### WRITTEN REQUEST
Reproduce the following data verbatim, line for line, without any alteration.

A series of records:
******
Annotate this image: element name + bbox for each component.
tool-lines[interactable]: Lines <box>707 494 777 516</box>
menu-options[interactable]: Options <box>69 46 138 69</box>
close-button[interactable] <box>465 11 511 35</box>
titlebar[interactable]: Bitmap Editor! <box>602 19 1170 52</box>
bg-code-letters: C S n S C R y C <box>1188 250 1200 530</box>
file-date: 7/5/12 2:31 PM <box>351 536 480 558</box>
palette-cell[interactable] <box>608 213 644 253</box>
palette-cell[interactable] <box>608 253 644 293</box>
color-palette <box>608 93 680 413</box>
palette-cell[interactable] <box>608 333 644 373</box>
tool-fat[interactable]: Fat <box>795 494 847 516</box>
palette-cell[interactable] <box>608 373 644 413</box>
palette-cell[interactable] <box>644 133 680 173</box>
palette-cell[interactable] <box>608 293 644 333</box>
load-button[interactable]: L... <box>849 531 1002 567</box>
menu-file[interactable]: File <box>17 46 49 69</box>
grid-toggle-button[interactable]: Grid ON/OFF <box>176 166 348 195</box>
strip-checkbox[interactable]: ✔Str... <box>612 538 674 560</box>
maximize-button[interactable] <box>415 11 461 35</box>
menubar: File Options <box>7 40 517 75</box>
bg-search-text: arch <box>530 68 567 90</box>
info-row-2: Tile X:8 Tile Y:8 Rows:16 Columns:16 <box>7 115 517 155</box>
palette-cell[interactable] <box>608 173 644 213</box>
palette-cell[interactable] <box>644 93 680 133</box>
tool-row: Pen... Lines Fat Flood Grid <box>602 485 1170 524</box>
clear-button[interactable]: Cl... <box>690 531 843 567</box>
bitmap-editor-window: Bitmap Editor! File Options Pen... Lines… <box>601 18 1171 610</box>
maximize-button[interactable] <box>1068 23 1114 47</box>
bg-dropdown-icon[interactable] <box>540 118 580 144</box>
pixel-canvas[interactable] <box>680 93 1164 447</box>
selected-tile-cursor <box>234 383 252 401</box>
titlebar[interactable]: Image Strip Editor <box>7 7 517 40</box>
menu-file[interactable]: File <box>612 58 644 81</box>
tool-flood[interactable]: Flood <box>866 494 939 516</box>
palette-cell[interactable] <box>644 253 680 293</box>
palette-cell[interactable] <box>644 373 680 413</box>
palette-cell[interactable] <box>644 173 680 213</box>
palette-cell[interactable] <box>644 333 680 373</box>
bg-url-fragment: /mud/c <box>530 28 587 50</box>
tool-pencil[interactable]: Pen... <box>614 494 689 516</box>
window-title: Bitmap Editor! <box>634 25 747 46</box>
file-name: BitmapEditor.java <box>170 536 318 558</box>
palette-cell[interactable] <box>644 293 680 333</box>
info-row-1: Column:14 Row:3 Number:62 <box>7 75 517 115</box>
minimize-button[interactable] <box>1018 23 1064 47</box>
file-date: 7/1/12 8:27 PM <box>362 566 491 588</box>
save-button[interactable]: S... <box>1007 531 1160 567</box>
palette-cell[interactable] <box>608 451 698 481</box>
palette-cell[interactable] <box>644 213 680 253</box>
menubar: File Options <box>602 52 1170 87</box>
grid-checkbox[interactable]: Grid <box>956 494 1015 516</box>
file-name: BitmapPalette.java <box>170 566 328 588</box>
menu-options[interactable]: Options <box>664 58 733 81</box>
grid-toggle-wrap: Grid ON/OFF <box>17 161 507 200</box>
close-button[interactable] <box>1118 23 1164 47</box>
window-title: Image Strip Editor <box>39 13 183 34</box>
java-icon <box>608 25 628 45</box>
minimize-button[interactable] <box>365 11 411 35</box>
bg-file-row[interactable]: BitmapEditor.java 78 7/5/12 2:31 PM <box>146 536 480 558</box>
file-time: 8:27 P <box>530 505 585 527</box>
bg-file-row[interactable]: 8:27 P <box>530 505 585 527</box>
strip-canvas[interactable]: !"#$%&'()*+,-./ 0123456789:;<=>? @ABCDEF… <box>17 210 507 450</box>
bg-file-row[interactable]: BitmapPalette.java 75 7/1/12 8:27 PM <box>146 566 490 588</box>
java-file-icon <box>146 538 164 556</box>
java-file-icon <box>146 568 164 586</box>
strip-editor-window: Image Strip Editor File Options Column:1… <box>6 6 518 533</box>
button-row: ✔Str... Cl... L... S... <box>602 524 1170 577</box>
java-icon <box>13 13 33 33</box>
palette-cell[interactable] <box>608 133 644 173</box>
******
### COMPLETED EXERCISE
Annotate this image: element name + bbox for each component.
tool-lines[interactable]: Lines <box>707 494 777 516</box>
menu-options[interactable]: Options <box>69 46 138 69</box>
close-button[interactable] <box>465 11 511 35</box>
titlebar[interactable]: Bitmap Editor! <box>602 19 1170 52</box>
bg-code-letters: C S n S C R y C <box>1188 250 1200 530</box>
file-date: 7/5/12 2:31 PM <box>351 536 480 558</box>
palette-cell[interactable] <box>608 213 644 253</box>
palette-cell[interactable] <box>608 253 644 293</box>
color-palette <box>608 93 680 413</box>
palette-cell[interactable] <box>608 333 644 373</box>
tool-fat[interactable]: Fat <box>795 494 847 516</box>
palette-cell[interactable] <box>608 373 644 413</box>
palette-cell[interactable] <box>644 133 680 173</box>
palette-cell[interactable] <box>608 293 644 333</box>
load-button[interactable]: L... <box>849 531 1002 567</box>
menu-file[interactable]: File <box>17 46 49 69</box>
grid-toggle-button[interactable]: Grid ON/OFF <box>176 166 348 195</box>
strip-checkbox[interactable]: ✔Str... <box>612 538 674 560</box>
maximize-button[interactable] <box>415 11 461 35</box>
menubar: File Options <box>7 40 517 75</box>
bg-search-text: arch <box>530 68 567 90</box>
info-row-2: Tile X:8 Tile Y:8 Rows:16 Columns:16 <box>7 115 517 155</box>
palette-cell[interactable] <box>608 173 644 213</box>
palette-cell[interactable] <box>644 93 680 133</box>
tool-row: Pen... Lines Fat Flood Grid <box>602 485 1170 524</box>
clear-button[interactable]: Cl... <box>690 531 843 567</box>
bitmap-editor-window: Bitmap Editor! File Options Pen... Lines… <box>601 18 1171 610</box>
maximize-button[interactable] <box>1068 23 1114 47</box>
bg-dropdown-icon[interactable] <box>540 118 580 144</box>
pixel-canvas[interactable] <box>680 93 1164 447</box>
selected-tile-cursor <box>234 383 252 401</box>
titlebar[interactable]: Image Strip Editor <box>7 7 517 40</box>
menu-file[interactable]: File <box>612 58 644 81</box>
tool-flood[interactable]: Flood <box>866 494 939 516</box>
palette-cell[interactable] <box>644 253 680 293</box>
palette-cell[interactable] <box>644 373 680 413</box>
palette-cell[interactable] <box>644 173 680 213</box>
palette-cell[interactable] <box>644 333 680 373</box>
bg-url-fragment: /mud/c <box>530 28 587 50</box>
tool-pencil[interactable]: Pen... <box>614 494 689 516</box>
window-title: Bitmap Editor! <box>634 25 747 46</box>
file-name: BitmapEditor.java <box>170 536 318 558</box>
palette-cell[interactable] <box>644 293 680 333</box>
info-row-1: Column:14 Row:3 Number:62 <box>7 75 517 115</box>
minimize-button[interactable] <box>1018 23 1064 47</box>
file-date: 7/1/12 8:27 PM <box>362 566 491 588</box>
save-button[interactable]: S... <box>1007 531 1160 567</box>
palette-cell[interactable] <box>608 451 698 481</box>
palette-cell[interactable] <box>644 213 680 253</box>
menubar: File Options <box>602 52 1170 87</box>
grid-checkbox[interactable]: Grid <box>956 494 1015 516</box>
file-name: BitmapPalette.java <box>170 566 328 588</box>
menu-options[interactable]: Options <box>664 58 733 81</box>
grid-toggle-wrap: Grid ON/OFF <box>17 161 507 200</box>
close-button[interactable] <box>1118 23 1164 47</box>
window-title: Image Strip Editor <box>39 13 183 34</box>
java-icon <box>608 25 628 45</box>
minimize-button[interactable] <box>365 11 411 35</box>
bg-file-row[interactable]: BitmapEditor.java 78 7/5/12 2:31 PM <box>146 536 480 558</box>
file-time: 8:27 P <box>530 505 585 527</box>
bg-file-row[interactable]: 8:27 P <box>530 505 585 527</box>
strip-canvas[interactable]: !"#$%&'()*+,-./ 0123456789:;<=>? @ABCDEF… <box>17 210 507 450</box>
bg-file-row[interactable]: BitmapPalette.java 75 7/1/12 8:27 PM <box>146 566 490 588</box>
java-file-icon <box>146 538 164 556</box>
java-file-icon <box>146 568 164 586</box>
strip-editor-window: Image Strip Editor File Options Column:1… <box>6 6 518 533</box>
button-row: ✔Str... Cl... L... S... <box>602 524 1170 577</box>
java-icon <box>13 13 33 33</box>
palette-cell[interactable] <box>608 133 644 173</box>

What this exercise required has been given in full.